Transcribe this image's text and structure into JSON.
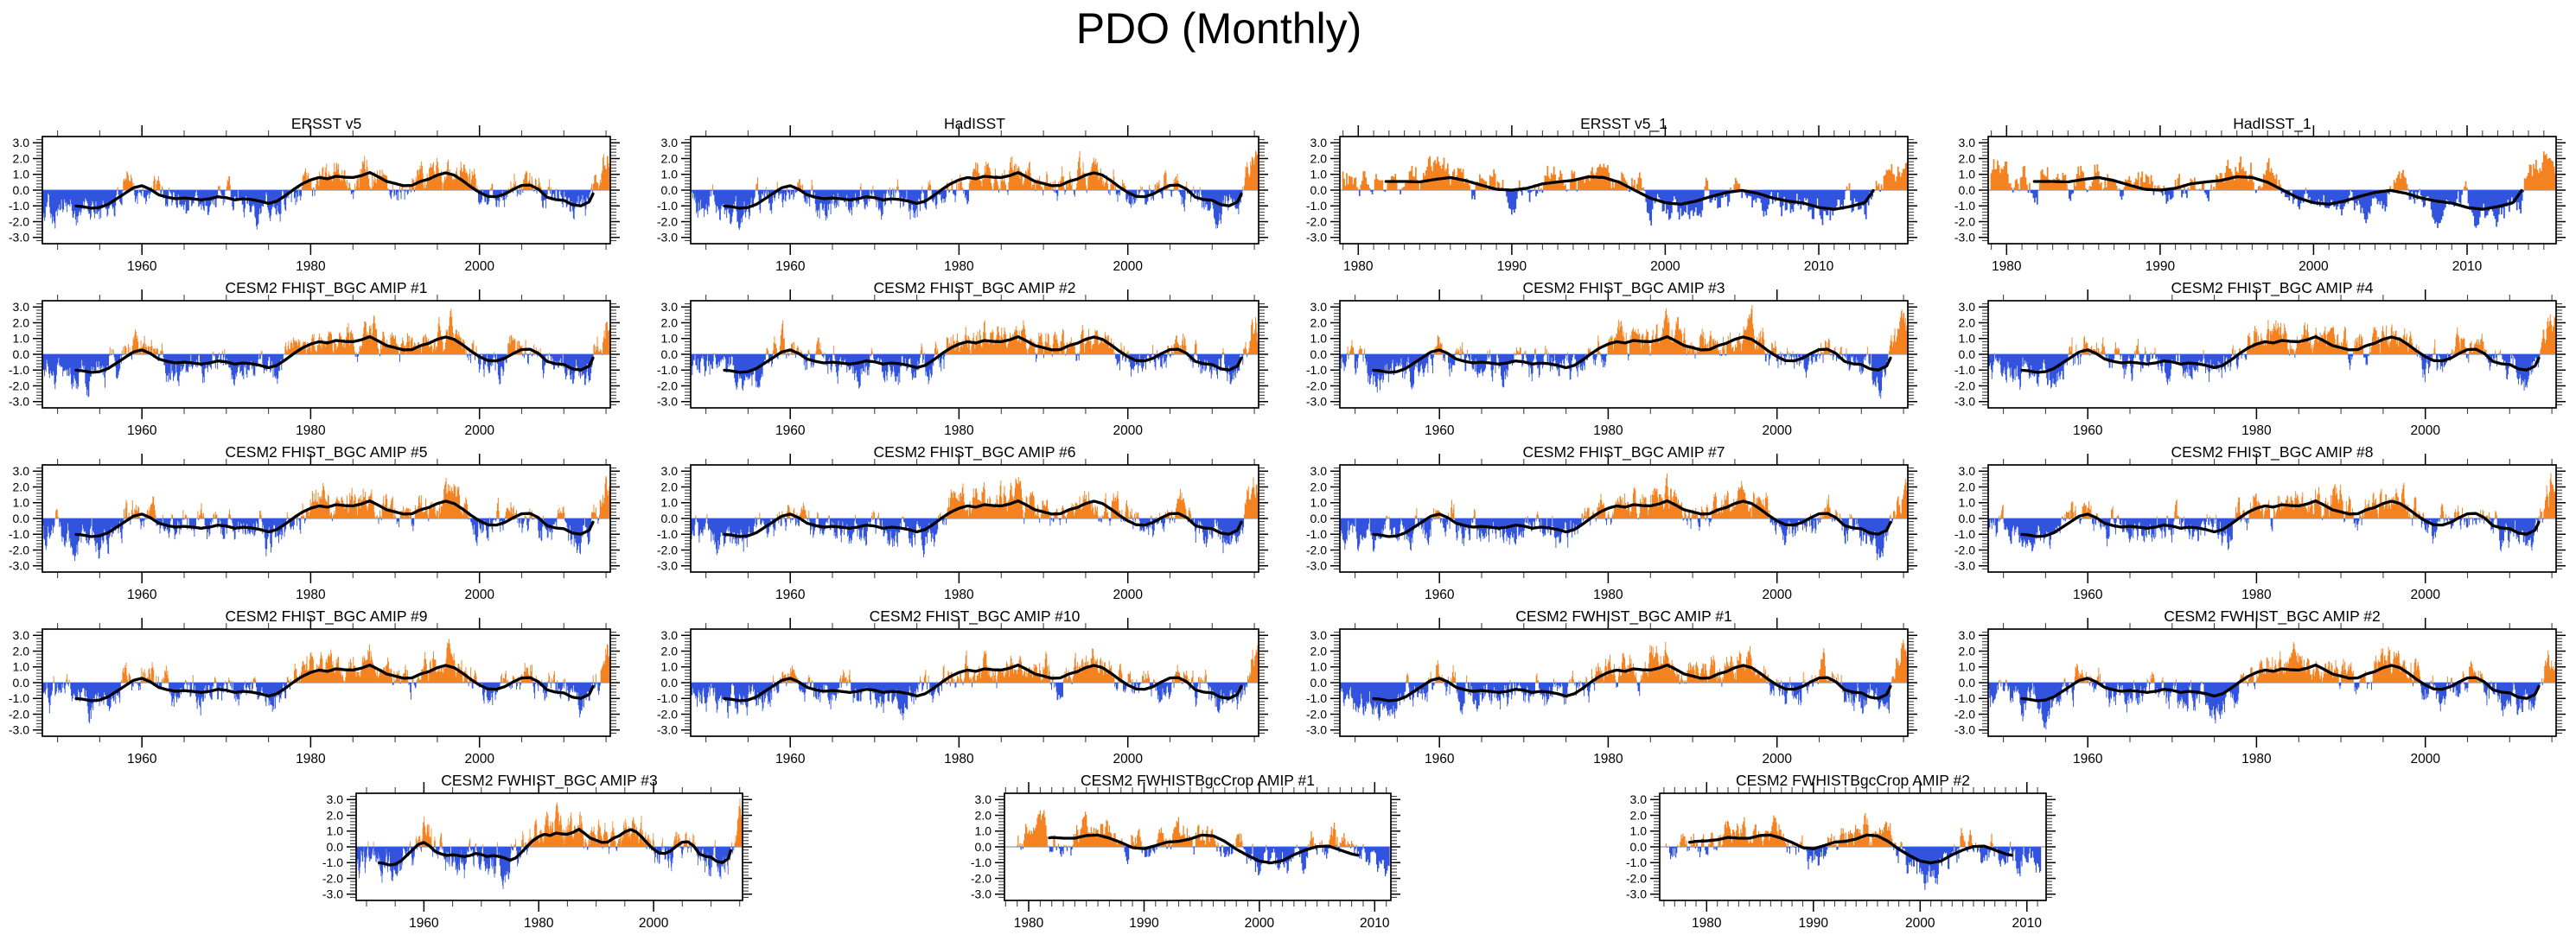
{
  "title": "PDO (Monthly)",
  "colors": {
    "positive": "#F58220",
    "negative": "#3153DE",
    "smooth_line": "#000000",
    "zero_line": "#9a9a9a",
    "frame": "#000000",
    "tick_major": "#000000",
    "tick_minor": "#444444",
    "text": "#000000"
  },
  "chart_data": {
    "type": "bar",
    "subtype": "monthly-anomaly-bars-with-lowpass-line",
    "title": "PDO (Monthly)",
    "ylabel": "",
    "ylim": [
      -3.4,
      3.4
    ],
    "yticks": [
      3.0,
      2.0,
      1.0,
      0.0,
      -1.0,
      -2.0,
      -3.0
    ],
    "ytick_labels": [
      "3.0",
      "2.0",
      "1.0",
      "0.0",
      "-1.0",
      "-2.0",
      "-3.0"
    ],
    "y_minor_step": 0.2,
    "grid": "off",
    "legend": "none",
    "shapes": {
      "long": {
        "years": [
          1948,
          1949,
          1950,
          1951,
          1952,
          1953,
          1954,
          1955,
          1956,
          1957,
          1958,
          1959,
          1960,
          1961,
          1962,
          1963,
          1964,
          1965,
          1966,
          1967,
          1968,
          1969,
          1970,
          1971,
          1972,
          1973,
          1974,
          1975,
          1976,
          1977,
          1978,
          1979,
          1980,
          1981,
          1982,
          1983,
          1984,
          1985,
          1986,
          1987,
          1988,
          1989,
          1990,
          1991,
          1992,
          1993,
          1994,
          1995,
          1996,
          1997,
          1998,
          1999,
          2000,
          2001,
          2002,
          2003,
          2004,
          2005,
          2006,
          2007,
          2008,
          2009,
          2010,
          2011,
          2012,
          2013,
          2014,
          2015
        ],
        "values": [
          -0.7,
          -0.8,
          -0.75,
          -0.95,
          -1.0,
          -1.05,
          -1.15,
          -1.1,
          -0.9,
          -0.55,
          -0.2,
          0.15,
          0.28,
          0.05,
          -0.3,
          -0.45,
          -0.55,
          -0.5,
          -0.55,
          -0.62,
          -0.55,
          -0.42,
          -0.48,
          -0.62,
          -0.55,
          -0.6,
          -0.7,
          -0.85,
          -0.7,
          -0.35,
          0.05,
          0.4,
          0.65,
          0.8,
          0.72,
          0.88,
          0.82,
          0.8,
          0.92,
          1.12,
          0.85,
          0.55,
          0.42,
          0.28,
          0.3,
          0.55,
          0.7,
          0.95,
          1.1,
          0.95,
          0.6,
          0.2,
          -0.15,
          -0.4,
          -0.42,
          -0.25,
          0.05,
          0.3,
          0.32,
          0.05,
          -0.45,
          -0.6,
          -0.65,
          -0.92,
          -1.0,
          -0.75,
          0.4,
          1.6
        ]
      },
      "short": {
        "years": [
          1979,
          1980,
          1981,
          1982,
          1983,
          1984,
          1985,
          1986,
          1987,
          1988,
          1989,
          1990,
          1991,
          1992,
          1993,
          1994,
          1995,
          1996,
          1997,
          1998,
          1999,
          2000,
          2001,
          2002,
          2003,
          2004,
          2005,
          2006,
          2007,
          2008,
          2009,
          2010,
          2011,
          2012,
          2013,
          2014,
          2015,
          2016
        ],
        "values": [
          0.9,
          0.6,
          0.55,
          0.55,
          0.55,
          0.52,
          0.68,
          0.8,
          0.6,
          0.32,
          0.05,
          0.0,
          0.12,
          0.4,
          0.52,
          0.62,
          0.85,
          0.8,
          0.5,
          0.0,
          -0.5,
          -0.8,
          -0.9,
          -0.7,
          -0.4,
          -0.15,
          -0.02,
          -0.2,
          -0.5,
          -0.7,
          -0.82,
          -1.1,
          -1.22,
          -1.05,
          -0.8,
          0.6,
          1.6,
          1.4
        ]
      },
      "crop": {
        "years": [
          1976,
          1977,
          1978,
          1979,
          1980,
          1981,
          1982,
          1983,
          1984,
          1985,
          1986,
          1987,
          1988,
          1989,
          1990,
          1991,
          1992,
          1993,
          1994,
          1995,
          1996,
          1997,
          1998,
          1999,
          2000,
          2001,
          2002,
          2003,
          2004,
          2005,
          2006,
          2007,
          2008,
          2009,
          2010,
          2011
        ],
        "values": [
          -0.2,
          0.0,
          0.25,
          0.35,
          0.38,
          0.45,
          0.6,
          0.55,
          0.55,
          0.72,
          0.75,
          0.55,
          0.28,
          -0.05,
          -0.12,
          0.08,
          0.3,
          0.35,
          0.5,
          0.75,
          0.7,
          0.35,
          -0.15,
          -0.55,
          -0.9,
          -1.02,
          -0.88,
          -0.5,
          -0.2,
          0.02,
          0.05,
          -0.2,
          -0.45,
          -0.6,
          -0.7,
          -0.75
        ]
      }
    },
    "panels": [
      {
        "id": "ersst-v5",
        "title": "ERSST v5",
        "row": 0,
        "col": 0,
        "shape": "long",
        "seed": 101,
        "x_domain": [
          1948.2,
          2015.5
        ],
        "x_ticks": [
          1960,
          1980,
          2000
        ],
        "x_minor_step": 5,
        "data_range": [
          1948.3,
          2015.45
        ],
        "line_range": [
          1952.2,
          2013.5
        ]
      },
      {
        "id": "hadisst",
        "title": "HadISST",
        "row": 0,
        "col": 1,
        "shape": "long",
        "seed": 102,
        "x_domain": [
          1948.2,
          2015.5
        ],
        "x_ticks": [
          1960,
          1980,
          2000
        ],
        "x_minor_step": 5,
        "data_range": [
          1948.3,
          2015.45
        ],
        "line_range": [
          1952.2,
          2013.5
        ]
      },
      {
        "id": "ersst-v5-1",
        "title": "ERSST v5_1",
        "row": 0,
        "col": 2,
        "shape": "short",
        "seed": 103,
        "x_domain": [
          1978.8,
          2015.8
        ],
        "x_ticks": [
          1980,
          1990,
          2000,
          2010
        ],
        "x_minor_step": 1,
        "data_range": [
          1979.0,
          2015.75
        ],
        "line_range": [
          1981.8,
          2013.6
        ]
      },
      {
        "id": "hadisst-1",
        "title": "HadISST_1",
        "row": 0,
        "col": 3,
        "shape": "short",
        "seed": 104,
        "x_domain": [
          1978.8,
          2015.8
        ],
        "x_ticks": [
          1980,
          1990,
          2000,
          2010
        ],
        "x_minor_step": 1,
        "data_range": [
          1979.0,
          2015.75
        ],
        "line_range": [
          1981.8,
          2013.6
        ]
      },
      {
        "id": "fhist-1",
        "title": "CESM2 FHIST_BGC AMIP #1",
        "row": 1,
        "col": 0,
        "shape": "long",
        "seed": 201,
        "x_domain": [
          1948.2,
          2015.5
        ],
        "x_ticks": [
          1960,
          1980,
          2000
        ],
        "x_minor_step": 5,
        "data_range": [
          1948.3,
          2015.45
        ],
        "line_range": [
          1952.2,
          2013.5
        ]
      },
      {
        "id": "fhist-2",
        "title": "CESM2 FHIST_BGC AMIP #2",
        "row": 1,
        "col": 1,
        "shape": "long",
        "seed": 202,
        "x_domain": [
          1948.2,
          2015.5
        ],
        "x_ticks": [
          1960,
          1980,
          2000
        ],
        "x_minor_step": 5,
        "data_range": [
          1948.3,
          2015.45
        ],
        "line_range": [
          1952.2,
          2013.5
        ]
      },
      {
        "id": "fhist-3",
        "title": "CESM2 FHIST_BGC AMIP #3",
        "row": 1,
        "col": 2,
        "shape": "long",
        "seed": 203,
        "x_domain": [
          1948.2,
          2015.5
        ],
        "x_ticks": [
          1960,
          1980,
          2000
        ],
        "x_minor_step": 5,
        "data_range": [
          1948.3,
          2015.45
        ],
        "line_range": [
          1952.2,
          2013.5
        ]
      },
      {
        "id": "fhist-4",
        "title": "CESM2 FHIST_BGC AMIP #4",
        "row": 1,
        "col": 3,
        "shape": "long",
        "seed": 204,
        "x_domain": [
          1948.2,
          2015.5
        ],
        "x_ticks": [
          1960,
          1980,
          2000
        ],
        "x_minor_step": 5,
        "data_range": [
          1948.3,
          2015.45
        ],
        "line_range": [
          1952.2,
          2013.5
        ]
      },
      {
        "id": "fhist-5",
        "title": "CESM2 FHIST_BGC AMIP #5",
        "row": 2,
        "col": 0,
        "shape": "long",
        "seed": 205,
        "x_domain": [
          1948.2,
          2015.5
        ],
        "x_ticks": [
          1960,
          1980,
          2000
        ],
        "x_minor_step": 5,
        "data_range": [
          1948.3,
          2015.45
        ],
        "line_range": [
          1952.2,
          2013.5
        ]
      },
      {
        "id": "fhist-6",
        "title": "CESM2 FHIST_BGC AMIP #6",
        "row": 2,
        "col": 1,
        "shape": "long",
        "seed": 206,
        "x_domain": [
          1948.2,
          2015.5
        ],
        "x_ticks": [
          1960,
          1980,
          2000
        ],
        "x_minor_step": 5,
        "data_range": [
          1948.3,
          2015.45
        ],
        "line_range": [
          1952.2,
          2013.5
        ]
      },
      {
        "id": "fhist-7",
        "title": "CESM2 FHIST_BGC AMIP #7",
        "row": 2,
        "col": 2,
        "shape": "long",
        "seed": 207,
        "x_domain": [
          1948.2,
          2015.5
        ],
        "x_ticks": [
          1960,
          1980,
          2000
        ],
        "x_minor_step": 5,
        "data_range": [
          1948.3,
          2015.45
        ],
        "line_range": [
          1952.2,
          2013.5
        ]
      },
      {
        "id": "fhist-8",
        "title": "CESM2 FHIST_BGC AMIP #8",
        "row": 2,
        "col": 3,
        "shape": "long",
        "seed": 208,
        "x_domain": [
          1948.2,
          2015.5
        ],
        "x_ticks": [
          1960,
          1980,
          2000
        ],
        "x_minor_step": 5,
        "data_range": [
          1948.3,
          2015.45
        ],
        "line_range": [
          1952.2,
          2013.5
        ]
      },
      {
        "id": "fhist-9",
        "title": "CESM2 FHIST_BGC AMIP #9",
        "row": 3,
        "col": 0,
        "shape": "long",
        "seed": 209,
        "x_domain": [
          1948.2,
          2015.5
        ],
        "x_ticks": [
          1960,
          1980,
          2000
        ],
        "x_minor_step": 5,
        "data_range": [
          1948.3,
          2015.45
        ],
        "line_range": [
          1952.2,
          2013.5
        ]
      },
      {
        "id": "fhist-10",
        "title": "CESM2 FHIST_BGC AMIP #10",
        "row": 3,
        "col": 1,
        "shape": "long",
        "seed": 210,
        "x_domain": [
          1948.2,
          2015.5
        ],
        "x_ticks": [
          1960,
          1980,
          2000
        ],
        "x_minor_step": 5,
        "data_range": [
          1948.3,
          2015.45
        ],
        "line_range": [
          1952.2,
          2013.5
        ]
      },
      {
        "id": "fwhist-1",
        "title": "CESM2 FWHIST_BGC AMIP #1",
        "row": 3,
        "col": 2,
        "shape": "long",
        "seed": 301,
        "x_domain": [
          1948.2,
          2015.5
        ],
        "x_ticks": [
          1960,
          1980,
          2000
        ],
        "x_minor_step": 5,
        "data_range": [
          1948.3,
          2015.45
        ],
        "line_range": [
          1952.2,
          2013.5
        ]
      },
      {
        "id": "fwhist-2",
        "title": "CESM2 FWHIST_BGC AMIP #2",
        "row": 3,
        "col": 3,
        "shape": "long",
        "seed": 302,
        "x_domain": [
          1948.2,
          2015.5
        ],
        "x_ticks": [
          1960,
          1980,
          2000
        ],
        "x_minor_step": 5,
        "data_range": [
          1948.3,
          2015.45
        ],
        "line_range": [
          1952.2,
          2013.5
        ]
      },
      {
        "id": "fwhist-3",
        "title": "CESM2 FWHIST_BGC AMIP #3",
        "row": 4,
        "col": 0,
        "shape": "long",
        "seed": 303,
        "x_domain": [
          1948.2,
          2015.5
        ],
        "x_ticks": [
          1960,
          1980,
          2000
        ],
        "x_minor_step": 5,
        "data_range": [
          1948.3,
          2015.45
        ],
        "line_range": [
          1952.2,
          2013.5
        ]
      },
      {
        "id": "fwhistbgccrop-1",
        "title": "CESM2 FWHISTBgcCrop AMIP #1",
        "row": 4,
        "col": 1,
        "shape": "crop",
        "seed": 401,
        "x_domain": [
          1977.9,
          2011.4
        ],
        "x_ticks": [
          1980,
          1990,
          2000,
          2010
        ],
        "x_minor_step": 1,
        "data_range": [
          1979.0,
          2011.3
        ],
        "line_range": [
          1981.8,
          2008.6
        ]
      },
      {
        "id": "fwhistbgccrop-2",
        "title": "CESM2 FWHISTBgcCrop AMIP #2",
        "row": 4,
        "col": 2,
        "shape": "crop",
        "seed": 402,
        "x_domain": [
          1975.6,
          2011.8
        ],
        "x_ticks": [
          1980,
          1990,
          2000,
          2010
        ],
        "x_minor_step": 1,
        "data_range": [
          1976.2,
          2011.3
        ],
        "line_range": [
          1978.4,
          2008.6
        ]
      }
    ]
  }
}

______________________________

Request: Find the lines above that include the string "text" and copy them.

Complete response:
Transcribe this image's text and structure into JSON.
    "text": "#000000"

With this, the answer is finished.